Objective
Return a copy of every line in the records that includes the word "fill".

━━━ Extracted records ━━━

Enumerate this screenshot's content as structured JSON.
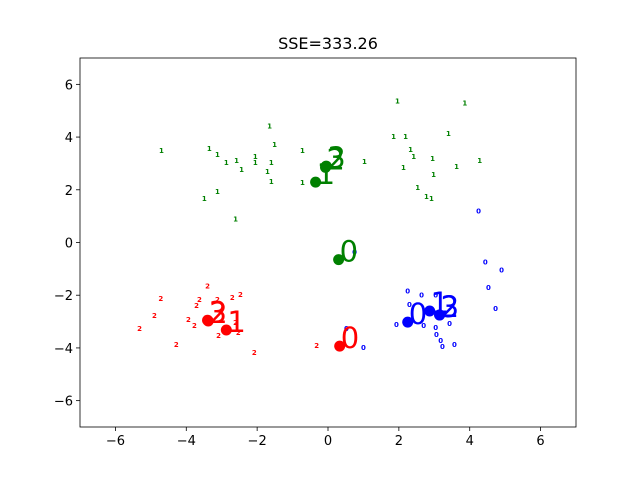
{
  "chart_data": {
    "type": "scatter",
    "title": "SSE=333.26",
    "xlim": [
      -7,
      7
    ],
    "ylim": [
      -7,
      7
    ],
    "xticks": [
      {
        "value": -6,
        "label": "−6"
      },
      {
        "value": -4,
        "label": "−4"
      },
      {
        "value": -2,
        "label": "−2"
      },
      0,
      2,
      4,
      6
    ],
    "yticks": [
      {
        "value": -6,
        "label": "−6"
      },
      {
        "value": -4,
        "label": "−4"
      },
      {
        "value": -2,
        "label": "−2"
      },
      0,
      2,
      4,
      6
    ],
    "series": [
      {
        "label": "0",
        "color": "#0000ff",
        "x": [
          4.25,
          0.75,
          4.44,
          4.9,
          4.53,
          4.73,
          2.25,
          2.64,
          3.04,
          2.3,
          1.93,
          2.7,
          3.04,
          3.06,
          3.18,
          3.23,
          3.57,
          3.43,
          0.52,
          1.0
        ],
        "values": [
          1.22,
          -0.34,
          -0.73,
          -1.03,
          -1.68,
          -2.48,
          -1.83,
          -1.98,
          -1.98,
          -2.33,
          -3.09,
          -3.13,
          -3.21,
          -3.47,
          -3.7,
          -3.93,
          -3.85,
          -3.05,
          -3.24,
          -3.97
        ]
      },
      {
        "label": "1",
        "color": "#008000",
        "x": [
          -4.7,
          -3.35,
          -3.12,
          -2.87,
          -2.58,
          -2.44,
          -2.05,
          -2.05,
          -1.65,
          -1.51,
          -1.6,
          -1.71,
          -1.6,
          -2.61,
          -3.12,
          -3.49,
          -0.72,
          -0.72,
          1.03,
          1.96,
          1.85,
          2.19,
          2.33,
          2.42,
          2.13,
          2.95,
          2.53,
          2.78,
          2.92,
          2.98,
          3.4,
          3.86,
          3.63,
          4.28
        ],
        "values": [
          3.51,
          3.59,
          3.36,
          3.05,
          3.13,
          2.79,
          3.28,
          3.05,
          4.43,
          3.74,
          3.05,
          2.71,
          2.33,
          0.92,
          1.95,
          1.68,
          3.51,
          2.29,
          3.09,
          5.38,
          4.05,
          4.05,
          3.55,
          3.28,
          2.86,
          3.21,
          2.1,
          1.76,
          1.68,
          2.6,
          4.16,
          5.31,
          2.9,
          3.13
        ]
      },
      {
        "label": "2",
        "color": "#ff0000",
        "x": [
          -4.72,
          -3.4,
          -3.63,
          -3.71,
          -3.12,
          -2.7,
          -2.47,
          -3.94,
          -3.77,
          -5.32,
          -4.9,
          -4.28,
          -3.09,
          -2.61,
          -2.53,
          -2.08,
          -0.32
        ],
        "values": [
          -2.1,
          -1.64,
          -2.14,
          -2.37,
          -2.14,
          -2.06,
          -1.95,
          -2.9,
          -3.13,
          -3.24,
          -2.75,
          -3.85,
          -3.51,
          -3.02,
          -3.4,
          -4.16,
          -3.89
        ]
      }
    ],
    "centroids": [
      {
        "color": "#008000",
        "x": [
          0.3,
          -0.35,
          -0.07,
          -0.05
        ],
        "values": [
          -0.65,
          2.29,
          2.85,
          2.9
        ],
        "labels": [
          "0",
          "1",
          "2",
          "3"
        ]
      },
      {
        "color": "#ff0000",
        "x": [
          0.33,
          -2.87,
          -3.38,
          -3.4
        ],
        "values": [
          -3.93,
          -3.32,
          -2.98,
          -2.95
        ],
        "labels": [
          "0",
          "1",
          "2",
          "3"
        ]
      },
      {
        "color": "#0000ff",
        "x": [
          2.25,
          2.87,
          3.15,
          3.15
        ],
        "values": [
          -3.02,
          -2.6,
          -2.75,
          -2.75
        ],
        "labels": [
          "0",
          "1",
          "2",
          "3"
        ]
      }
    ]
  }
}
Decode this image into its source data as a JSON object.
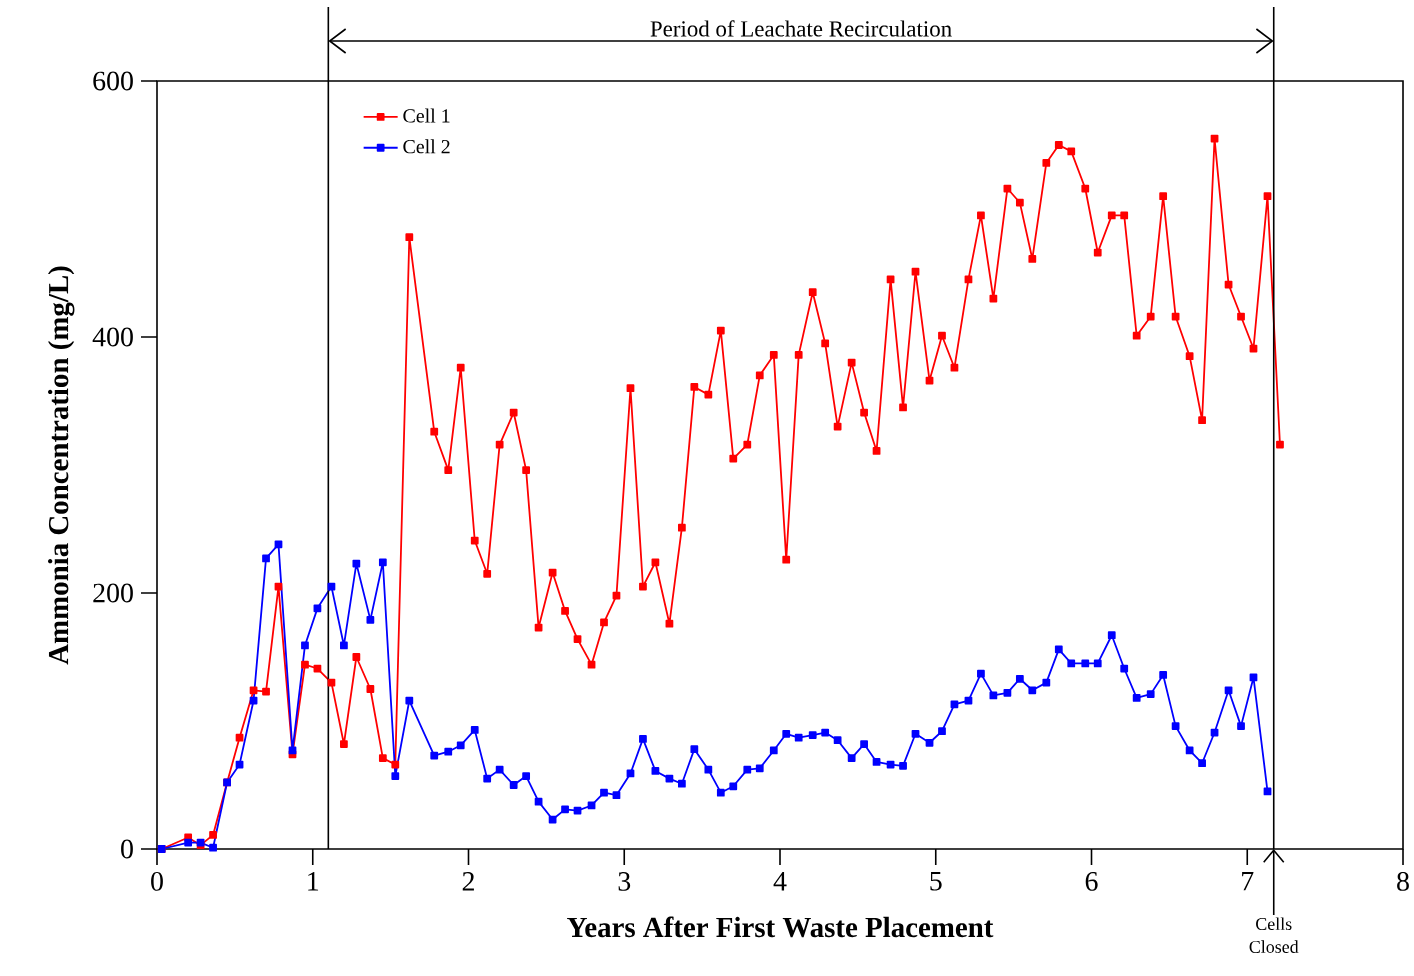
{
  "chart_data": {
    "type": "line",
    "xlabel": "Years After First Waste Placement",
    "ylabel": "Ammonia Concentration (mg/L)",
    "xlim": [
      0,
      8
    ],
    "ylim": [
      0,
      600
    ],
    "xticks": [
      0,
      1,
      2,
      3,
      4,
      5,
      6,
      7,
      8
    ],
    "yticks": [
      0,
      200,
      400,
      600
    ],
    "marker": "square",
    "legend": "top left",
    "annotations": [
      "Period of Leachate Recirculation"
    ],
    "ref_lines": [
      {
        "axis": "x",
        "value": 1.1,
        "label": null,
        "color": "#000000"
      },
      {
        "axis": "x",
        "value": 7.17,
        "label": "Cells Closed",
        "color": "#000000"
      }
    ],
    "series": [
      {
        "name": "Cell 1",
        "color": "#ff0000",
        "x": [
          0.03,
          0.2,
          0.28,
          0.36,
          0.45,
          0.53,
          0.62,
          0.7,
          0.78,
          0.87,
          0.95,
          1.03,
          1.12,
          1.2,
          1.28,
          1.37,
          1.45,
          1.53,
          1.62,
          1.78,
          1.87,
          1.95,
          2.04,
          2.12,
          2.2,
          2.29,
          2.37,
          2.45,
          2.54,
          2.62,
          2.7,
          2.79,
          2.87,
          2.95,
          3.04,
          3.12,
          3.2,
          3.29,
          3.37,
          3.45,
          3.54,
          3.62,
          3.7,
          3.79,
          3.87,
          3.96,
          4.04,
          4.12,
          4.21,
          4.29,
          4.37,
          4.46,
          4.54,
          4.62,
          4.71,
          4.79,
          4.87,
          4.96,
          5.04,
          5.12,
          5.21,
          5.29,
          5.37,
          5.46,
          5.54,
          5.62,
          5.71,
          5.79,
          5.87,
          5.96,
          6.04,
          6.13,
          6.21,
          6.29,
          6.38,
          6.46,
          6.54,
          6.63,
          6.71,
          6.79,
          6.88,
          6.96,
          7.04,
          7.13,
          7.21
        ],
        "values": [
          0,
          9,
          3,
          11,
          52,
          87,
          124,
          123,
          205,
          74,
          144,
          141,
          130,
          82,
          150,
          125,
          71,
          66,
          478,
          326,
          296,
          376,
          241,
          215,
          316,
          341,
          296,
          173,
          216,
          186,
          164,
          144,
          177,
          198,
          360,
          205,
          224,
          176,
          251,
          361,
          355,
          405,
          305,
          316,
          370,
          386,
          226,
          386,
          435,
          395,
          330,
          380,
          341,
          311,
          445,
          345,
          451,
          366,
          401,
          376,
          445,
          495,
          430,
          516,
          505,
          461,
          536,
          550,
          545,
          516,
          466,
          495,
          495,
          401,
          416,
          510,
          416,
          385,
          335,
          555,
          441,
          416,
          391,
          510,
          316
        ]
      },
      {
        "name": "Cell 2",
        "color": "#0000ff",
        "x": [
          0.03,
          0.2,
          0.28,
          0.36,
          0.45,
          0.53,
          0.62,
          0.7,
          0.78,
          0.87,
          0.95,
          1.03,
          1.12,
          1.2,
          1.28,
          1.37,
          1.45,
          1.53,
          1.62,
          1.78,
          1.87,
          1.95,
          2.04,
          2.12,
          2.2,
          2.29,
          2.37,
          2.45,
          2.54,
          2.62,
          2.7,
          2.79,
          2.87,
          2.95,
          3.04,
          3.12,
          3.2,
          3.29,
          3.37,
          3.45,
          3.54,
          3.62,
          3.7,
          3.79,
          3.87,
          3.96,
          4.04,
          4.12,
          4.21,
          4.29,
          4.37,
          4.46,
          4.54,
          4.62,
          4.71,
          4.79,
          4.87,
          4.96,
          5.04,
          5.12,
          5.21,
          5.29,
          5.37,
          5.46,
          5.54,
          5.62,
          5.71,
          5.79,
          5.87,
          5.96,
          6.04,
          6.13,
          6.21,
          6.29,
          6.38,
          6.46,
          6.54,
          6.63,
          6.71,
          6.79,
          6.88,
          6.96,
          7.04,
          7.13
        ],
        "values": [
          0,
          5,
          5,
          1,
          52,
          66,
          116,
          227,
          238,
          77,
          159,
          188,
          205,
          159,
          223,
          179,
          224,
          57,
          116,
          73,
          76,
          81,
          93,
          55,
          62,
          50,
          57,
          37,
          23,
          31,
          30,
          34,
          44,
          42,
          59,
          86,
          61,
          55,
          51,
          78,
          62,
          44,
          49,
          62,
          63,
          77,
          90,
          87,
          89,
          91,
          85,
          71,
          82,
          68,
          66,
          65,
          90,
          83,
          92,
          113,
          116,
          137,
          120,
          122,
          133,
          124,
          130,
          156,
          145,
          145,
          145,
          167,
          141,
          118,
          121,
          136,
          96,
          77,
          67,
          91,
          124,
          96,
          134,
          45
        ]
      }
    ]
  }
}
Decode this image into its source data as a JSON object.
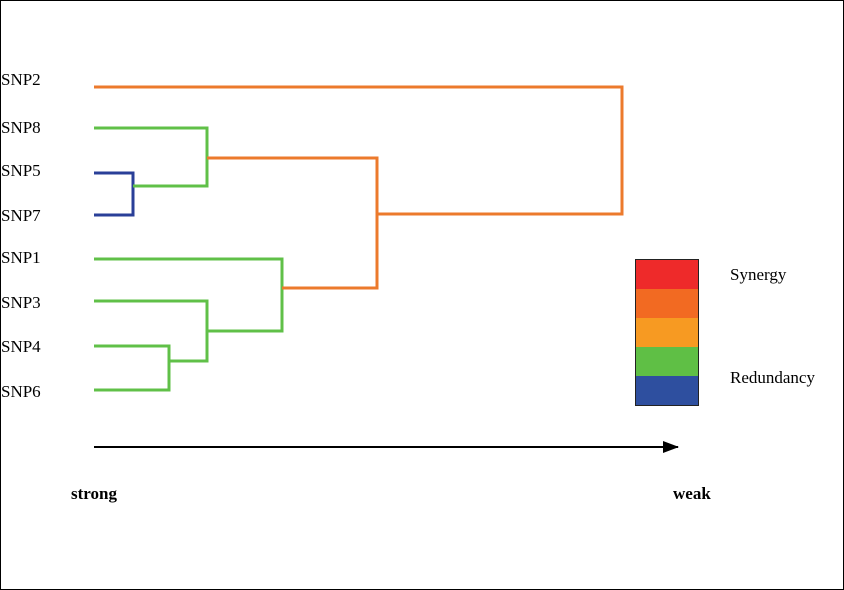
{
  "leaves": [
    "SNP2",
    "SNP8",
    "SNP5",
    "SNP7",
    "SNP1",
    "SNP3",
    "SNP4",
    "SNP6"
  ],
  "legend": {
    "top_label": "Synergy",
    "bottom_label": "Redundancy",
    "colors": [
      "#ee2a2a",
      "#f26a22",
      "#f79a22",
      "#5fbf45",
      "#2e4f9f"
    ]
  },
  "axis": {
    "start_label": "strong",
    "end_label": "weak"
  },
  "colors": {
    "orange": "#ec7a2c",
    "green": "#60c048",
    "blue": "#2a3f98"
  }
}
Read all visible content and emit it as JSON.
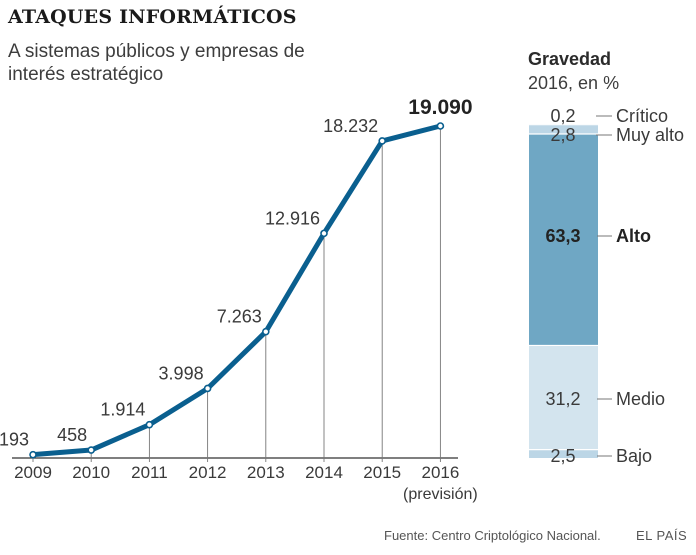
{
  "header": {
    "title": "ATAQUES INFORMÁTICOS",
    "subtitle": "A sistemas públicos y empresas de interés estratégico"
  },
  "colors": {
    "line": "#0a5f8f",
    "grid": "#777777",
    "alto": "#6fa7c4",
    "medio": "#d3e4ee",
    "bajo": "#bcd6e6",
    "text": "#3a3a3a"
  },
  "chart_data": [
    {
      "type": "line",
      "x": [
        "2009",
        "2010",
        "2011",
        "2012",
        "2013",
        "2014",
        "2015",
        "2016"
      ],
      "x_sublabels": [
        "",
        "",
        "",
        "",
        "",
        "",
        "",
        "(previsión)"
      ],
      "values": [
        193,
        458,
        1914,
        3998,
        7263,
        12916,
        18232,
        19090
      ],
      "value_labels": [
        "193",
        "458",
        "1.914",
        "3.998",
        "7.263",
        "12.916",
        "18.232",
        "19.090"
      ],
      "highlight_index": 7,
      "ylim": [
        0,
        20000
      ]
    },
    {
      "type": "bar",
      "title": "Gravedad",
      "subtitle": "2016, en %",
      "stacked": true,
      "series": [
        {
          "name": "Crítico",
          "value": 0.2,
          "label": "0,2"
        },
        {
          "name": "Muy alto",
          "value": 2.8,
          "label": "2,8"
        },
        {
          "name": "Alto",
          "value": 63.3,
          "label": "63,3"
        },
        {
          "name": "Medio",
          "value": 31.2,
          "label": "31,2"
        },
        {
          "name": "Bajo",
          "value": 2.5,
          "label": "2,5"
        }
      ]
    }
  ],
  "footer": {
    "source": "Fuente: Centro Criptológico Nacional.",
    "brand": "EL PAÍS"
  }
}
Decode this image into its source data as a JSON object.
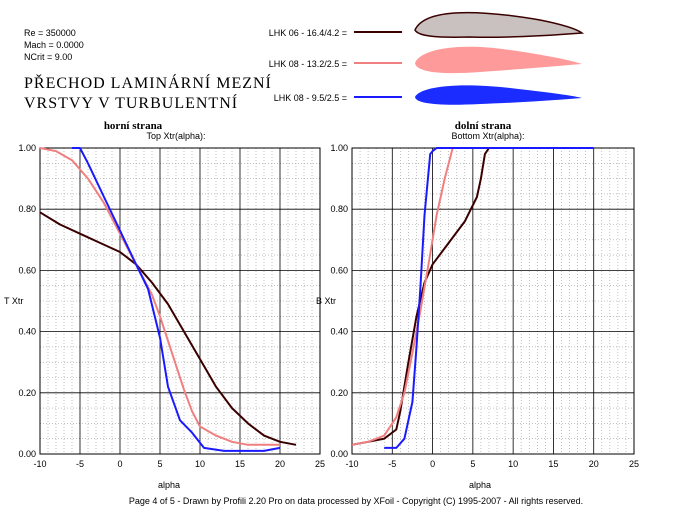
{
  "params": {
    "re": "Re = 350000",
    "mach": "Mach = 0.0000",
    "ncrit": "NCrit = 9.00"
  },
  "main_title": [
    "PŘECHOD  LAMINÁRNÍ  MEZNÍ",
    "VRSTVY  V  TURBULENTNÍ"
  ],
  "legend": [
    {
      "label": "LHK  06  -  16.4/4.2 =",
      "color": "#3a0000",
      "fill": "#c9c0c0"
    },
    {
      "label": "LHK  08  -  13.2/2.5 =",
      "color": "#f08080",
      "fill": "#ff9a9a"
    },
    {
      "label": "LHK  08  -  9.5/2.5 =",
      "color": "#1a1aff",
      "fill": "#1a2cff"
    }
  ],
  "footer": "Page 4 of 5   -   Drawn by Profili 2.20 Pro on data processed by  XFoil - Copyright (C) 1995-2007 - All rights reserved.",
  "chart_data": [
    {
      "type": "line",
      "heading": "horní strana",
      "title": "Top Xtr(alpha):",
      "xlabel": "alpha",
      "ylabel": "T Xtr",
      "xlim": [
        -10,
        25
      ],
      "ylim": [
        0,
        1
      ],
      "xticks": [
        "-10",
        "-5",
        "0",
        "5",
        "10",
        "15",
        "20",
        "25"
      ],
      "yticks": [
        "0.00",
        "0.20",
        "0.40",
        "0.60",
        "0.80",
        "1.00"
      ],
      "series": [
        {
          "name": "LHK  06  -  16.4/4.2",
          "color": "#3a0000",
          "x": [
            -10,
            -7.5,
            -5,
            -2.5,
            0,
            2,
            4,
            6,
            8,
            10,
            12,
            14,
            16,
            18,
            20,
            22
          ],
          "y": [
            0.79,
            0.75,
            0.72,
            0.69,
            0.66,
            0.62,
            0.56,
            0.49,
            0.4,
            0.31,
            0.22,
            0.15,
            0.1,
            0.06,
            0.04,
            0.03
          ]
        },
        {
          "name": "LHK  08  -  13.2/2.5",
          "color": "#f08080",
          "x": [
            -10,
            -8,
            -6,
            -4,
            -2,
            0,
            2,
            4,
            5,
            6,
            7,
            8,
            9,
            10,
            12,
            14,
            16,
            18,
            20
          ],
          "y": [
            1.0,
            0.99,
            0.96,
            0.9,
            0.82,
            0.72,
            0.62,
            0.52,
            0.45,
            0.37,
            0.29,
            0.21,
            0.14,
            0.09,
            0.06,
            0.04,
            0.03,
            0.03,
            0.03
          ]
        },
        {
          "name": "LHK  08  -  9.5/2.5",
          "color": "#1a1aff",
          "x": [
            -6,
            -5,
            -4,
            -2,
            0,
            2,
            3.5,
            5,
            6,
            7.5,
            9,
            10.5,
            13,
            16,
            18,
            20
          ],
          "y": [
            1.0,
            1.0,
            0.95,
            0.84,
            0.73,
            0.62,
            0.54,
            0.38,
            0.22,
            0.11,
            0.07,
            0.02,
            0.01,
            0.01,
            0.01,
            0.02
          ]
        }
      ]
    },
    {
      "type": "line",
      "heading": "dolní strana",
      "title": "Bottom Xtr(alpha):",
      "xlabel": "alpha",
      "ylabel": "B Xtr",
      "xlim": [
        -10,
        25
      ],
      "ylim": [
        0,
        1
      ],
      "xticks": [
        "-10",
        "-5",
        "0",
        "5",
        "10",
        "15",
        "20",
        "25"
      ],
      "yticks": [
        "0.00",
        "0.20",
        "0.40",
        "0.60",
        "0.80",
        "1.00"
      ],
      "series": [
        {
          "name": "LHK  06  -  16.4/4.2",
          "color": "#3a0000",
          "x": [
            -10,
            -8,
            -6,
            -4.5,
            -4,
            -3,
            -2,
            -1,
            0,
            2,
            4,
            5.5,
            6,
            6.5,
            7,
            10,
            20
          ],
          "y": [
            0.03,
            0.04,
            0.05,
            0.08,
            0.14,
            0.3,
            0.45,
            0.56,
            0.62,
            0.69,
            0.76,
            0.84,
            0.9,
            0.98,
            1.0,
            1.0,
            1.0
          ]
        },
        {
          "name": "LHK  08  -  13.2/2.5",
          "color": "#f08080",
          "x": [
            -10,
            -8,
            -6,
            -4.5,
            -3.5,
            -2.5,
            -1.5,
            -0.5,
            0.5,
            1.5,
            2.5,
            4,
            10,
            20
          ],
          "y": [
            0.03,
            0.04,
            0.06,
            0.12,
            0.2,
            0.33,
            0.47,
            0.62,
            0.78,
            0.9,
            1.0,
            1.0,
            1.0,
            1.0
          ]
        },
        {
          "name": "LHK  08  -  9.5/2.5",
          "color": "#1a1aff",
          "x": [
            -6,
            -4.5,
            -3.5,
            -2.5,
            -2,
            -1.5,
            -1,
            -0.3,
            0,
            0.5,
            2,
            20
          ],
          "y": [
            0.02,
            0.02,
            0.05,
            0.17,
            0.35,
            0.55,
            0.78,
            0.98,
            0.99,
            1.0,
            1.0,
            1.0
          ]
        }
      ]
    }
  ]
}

━━━

Answer
      "fill": "#c9c0c0"
      "fill": "#ff9a9a"
      "fill": "#1a2cff"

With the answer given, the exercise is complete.